:: The data ::
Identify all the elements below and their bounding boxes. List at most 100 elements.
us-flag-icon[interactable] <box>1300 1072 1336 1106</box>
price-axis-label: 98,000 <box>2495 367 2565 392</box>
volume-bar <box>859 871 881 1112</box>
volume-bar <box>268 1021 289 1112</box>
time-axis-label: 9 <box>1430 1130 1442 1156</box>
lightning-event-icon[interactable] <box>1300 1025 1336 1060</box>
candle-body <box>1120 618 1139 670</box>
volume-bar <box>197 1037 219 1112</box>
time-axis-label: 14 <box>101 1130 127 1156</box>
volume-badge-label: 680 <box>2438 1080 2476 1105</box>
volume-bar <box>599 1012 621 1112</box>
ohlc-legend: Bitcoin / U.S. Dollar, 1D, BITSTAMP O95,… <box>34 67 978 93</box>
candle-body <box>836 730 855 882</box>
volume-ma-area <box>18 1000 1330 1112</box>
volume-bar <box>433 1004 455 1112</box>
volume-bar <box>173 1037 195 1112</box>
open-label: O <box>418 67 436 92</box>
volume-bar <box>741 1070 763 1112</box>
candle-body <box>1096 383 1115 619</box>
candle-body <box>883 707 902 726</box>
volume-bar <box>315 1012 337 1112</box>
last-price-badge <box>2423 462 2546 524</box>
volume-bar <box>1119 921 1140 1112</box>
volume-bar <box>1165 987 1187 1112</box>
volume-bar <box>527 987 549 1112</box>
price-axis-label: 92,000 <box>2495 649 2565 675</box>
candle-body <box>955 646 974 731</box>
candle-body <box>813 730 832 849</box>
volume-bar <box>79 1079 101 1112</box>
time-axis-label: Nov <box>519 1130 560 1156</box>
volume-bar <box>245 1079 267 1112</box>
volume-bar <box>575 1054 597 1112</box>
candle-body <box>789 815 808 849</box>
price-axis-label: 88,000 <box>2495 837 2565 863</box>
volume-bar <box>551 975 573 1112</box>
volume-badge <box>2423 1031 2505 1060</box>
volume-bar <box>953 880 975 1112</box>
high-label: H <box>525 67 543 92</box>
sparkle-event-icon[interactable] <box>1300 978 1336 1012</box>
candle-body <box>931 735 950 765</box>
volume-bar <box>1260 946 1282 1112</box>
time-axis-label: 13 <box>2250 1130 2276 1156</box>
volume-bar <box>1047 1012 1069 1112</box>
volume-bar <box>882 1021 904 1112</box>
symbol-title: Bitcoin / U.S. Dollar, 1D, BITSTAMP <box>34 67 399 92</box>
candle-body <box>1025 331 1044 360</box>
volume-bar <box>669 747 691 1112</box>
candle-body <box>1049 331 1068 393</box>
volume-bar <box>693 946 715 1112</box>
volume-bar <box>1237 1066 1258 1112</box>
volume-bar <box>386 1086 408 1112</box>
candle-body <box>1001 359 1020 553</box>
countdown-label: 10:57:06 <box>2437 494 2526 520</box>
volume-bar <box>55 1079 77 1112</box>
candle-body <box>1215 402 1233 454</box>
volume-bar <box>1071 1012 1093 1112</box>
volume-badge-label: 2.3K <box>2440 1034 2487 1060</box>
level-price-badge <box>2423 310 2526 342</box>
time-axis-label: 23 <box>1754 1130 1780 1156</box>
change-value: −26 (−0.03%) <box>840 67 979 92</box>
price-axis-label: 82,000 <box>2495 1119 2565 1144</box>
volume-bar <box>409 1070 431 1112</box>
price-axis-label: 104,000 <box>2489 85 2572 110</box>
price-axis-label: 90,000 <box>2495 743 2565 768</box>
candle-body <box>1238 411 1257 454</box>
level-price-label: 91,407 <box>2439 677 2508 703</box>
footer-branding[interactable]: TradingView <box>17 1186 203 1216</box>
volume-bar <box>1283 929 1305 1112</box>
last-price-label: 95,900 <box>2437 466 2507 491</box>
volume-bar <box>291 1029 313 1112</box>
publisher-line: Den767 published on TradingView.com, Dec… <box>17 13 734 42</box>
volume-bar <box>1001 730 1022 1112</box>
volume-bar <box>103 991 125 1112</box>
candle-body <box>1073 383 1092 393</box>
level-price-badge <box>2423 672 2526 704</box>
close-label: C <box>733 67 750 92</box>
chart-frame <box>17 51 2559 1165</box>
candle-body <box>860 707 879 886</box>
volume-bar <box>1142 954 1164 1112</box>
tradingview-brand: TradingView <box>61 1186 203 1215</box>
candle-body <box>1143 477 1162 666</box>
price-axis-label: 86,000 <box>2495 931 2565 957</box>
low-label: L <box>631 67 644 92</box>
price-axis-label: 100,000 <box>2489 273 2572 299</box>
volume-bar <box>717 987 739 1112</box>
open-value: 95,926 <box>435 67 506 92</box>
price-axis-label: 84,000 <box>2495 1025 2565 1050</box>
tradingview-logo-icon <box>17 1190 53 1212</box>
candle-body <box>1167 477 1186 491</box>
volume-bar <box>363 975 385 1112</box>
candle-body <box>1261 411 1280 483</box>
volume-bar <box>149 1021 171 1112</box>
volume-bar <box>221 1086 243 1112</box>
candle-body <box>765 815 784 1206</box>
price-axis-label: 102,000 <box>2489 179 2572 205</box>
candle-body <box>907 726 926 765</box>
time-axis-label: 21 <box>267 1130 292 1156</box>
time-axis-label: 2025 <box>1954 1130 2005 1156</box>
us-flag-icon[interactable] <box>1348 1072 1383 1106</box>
:::
_Task details_: Reproduce the entries above word for word, keeping every line in its original order.

_Answer to this task_:
Identify all the elements below and their bounding boxes. List at most 100 elements.
us-flag-icon[interactable] <box>1300 1072 1336 1106</box>
price-axis-label: 98,000 <box>2495 367 2565 392</box>
volume-bar <box>859 871 881 1112</box>
volume-bar <box>268 1021 289 1112</box>
time-axis-label: 9 <box>1430 1130 1442 1156</box>
lightning-event-icon[interactable] <box>1300 1025 1336 1060</box>
candle-body <box>1120 618 1139 670</box>
volume-bar <box>197 1037 219 1112</box>
time-axis-label: 14 <box>101 1130 127 1156</box>
volume-badge-label: 680 <box>2438 1080 2476 1105</box>
volume-bar <box>599 1012 621 1112</box>
ohlc-legend: Bitcoin / U.S. Dollar, 1D, BITSTAMP O95,… <box>34 67 978 93</box>
candle-body <box>836 730 855 882</box>
volume-ma-area <box>18 1000 1330 1112</box>
volume-bar <box>433 1004 455 1112</box>
volume-bar <box>173 1037 195 1112</box>
open-label: O <box>418 67 436 92</box>
volume-bar <box>741 1070 763 1112</box>
candle-body <box>1096 383 1115 619</box>
candle-body <box>883 707 902 726</box>
volume-bar <box>315 1012 337 1112</box>
last-price-badge <box>2423 462 2546 524</box>
volume-bar <box>1119 921 1140 1112</box>
volume-bar <box>1165 987 1187 1112</box>
volume-bar <box>527 987 549 1112</box>
price-axis-label: 92,000 <box>2495 649 2565 675</box>
candle-body <box>955 646 974 731</box>
candle-body <box>813 730 832 849</box>
volume-bar <box>79 1079 101 1112</box>
time-axis-label: Nov <box>519 1130 560 1156</box>
volume-bar <box>245 1079 267 1112</box>
volume-bar <box>575 1054 597 1112</box>
candle-body <box>789 815 808 849</box>
price-axis-label: 88,000 <box>2495 837 2565 863</box>
volume-bar <box>551 975 573 1112</box>
volume-badge <box>2423 1031 2505 1060</box>
volume-bar <box>953 880 975 1112</box>
high-label: H <box>525 67 543 92</box>
sparkle-event-icon[interactable] <box>1300 978 1336 1012</box>
candle-body <box>931 735 950 765</box>
volume-bar <box>1260 946 1282 1112</box>
time-axis-label: 13 <box>2250 1130 2276 1156</box>
volume-bar <box>1047 1012 1069 1112</box>
volume-bar <box>882 1021 904 1112</box>
symbol-title: Bitcoin / U.S. Dollar, 1D, BITSTAMP <box>34 67 399 92</box>
candle-body <box>1025 331 1044 360</box>
volume-bar <box>669 747 691 1112</box>
candle-body <box>1049 331 1068 393</box>
volume-bar <box>693 946 715 1112</box>
volume-bar <box>1237 1066 1258 1112</box>
volume-bar <box>386 1086 408 1112</box>
candle-body <box>1001 359 1020 553</box>
countdown-label: 10:57:06 <box>2437 494 2526 520</box>
volume-bar <box>55 1079 77 1112</box>
candle-body <box>1215 402 1233 454</box>
volume-bar <box>1071 1012 1093 1112</box>
volume-badge-label: 2.3K <box>2440 1034 2487 1060</box>
level-price-badge <box>2423 310 2526 342</box>
time-axis-label: 23 <box>1754 1130 1780 1156</box>
change-value: −26 (−0.03%) <box>840 67 979 92</box>
price-axis-label: 82,000 <box>2495 1119 2565 1144</box>
volume-bar <box>409 1070 431 1112</box>
price-axis-label: 104,000 <box>2489 85 2572 110</box>
price-axis-label: 90,000 <box>2495 743 2565 768</box>
candle-body <box>1238 411 1257 454</box>
level-price-label: 91,407 <box>2439 677 2508 703</box>
footer-branding[interactable]: TradingView <box>17 1186 203 1216</box>
volume-bar <box>1283 929 1305 1112</box>
last-price-label: 95,900 <box>2437 466 2507 491</box>
volume-bar <box>291 1029 313 1112</box>
publisher-line: Den767 published on TradingView.com, Dec… <box>17 13 734 42</box>
volume-bar <box>1001 730 1022 1112</box>
volume-bar <box>103 991 125 1112</box>
candle-body <box>1073 383 1092 393</box>
level-price-badge <box>2423 672 2526 704</box>
close-label: C <box>733 67 750 92</box>
chart-frame <box>17 51 2559 1165</box>
candle-body <box>860 707 879 886</box>
volume-bar <box>1142 954 1164 1112</box>
tradingview-brand: TradingView <box>61 1186 203 1215</box>
candle-body <box>1143 477 1162 666</box>
price-axis-label: 86,000 <box>2495 931 2565 957</box>
low-label: L <box>631 67 644 92</box>
price-axis-label: 100,000 <box>2489 273 2572 299</box>
volume-bar <box>717 987 739 1112</box>
open-value: 95,926 <box>435 67 506 92</box>
price-axis-label: 84,000 <box>2495 1025 2565 1050</box>
tradingview-logo-icon <box>17 1190 53 1212</box>
candle-body <box>1167 477 1186 491</box>
volume-bar <box>363 975 385 1112</box>
candle-body <box>1261 411 1280 483</box>
volume-bar <box>149 1021 171 1112</box>
volume-bar <box>221 1086 243 1112</box>
candle-body <box>765 815 784 1206</box>
price-axis-label: 102,000 <box>2489 179 2572 205</box>
candle-body <box>907 726 926 765</box>
time-axis-label: 21 <box>267 1130 292 1156</box>
time-axis-label: 2025 <box>1954 1130 2005 1156</box>
us-flag-icon[interactable] <box>1348 1072 1383 1106</box>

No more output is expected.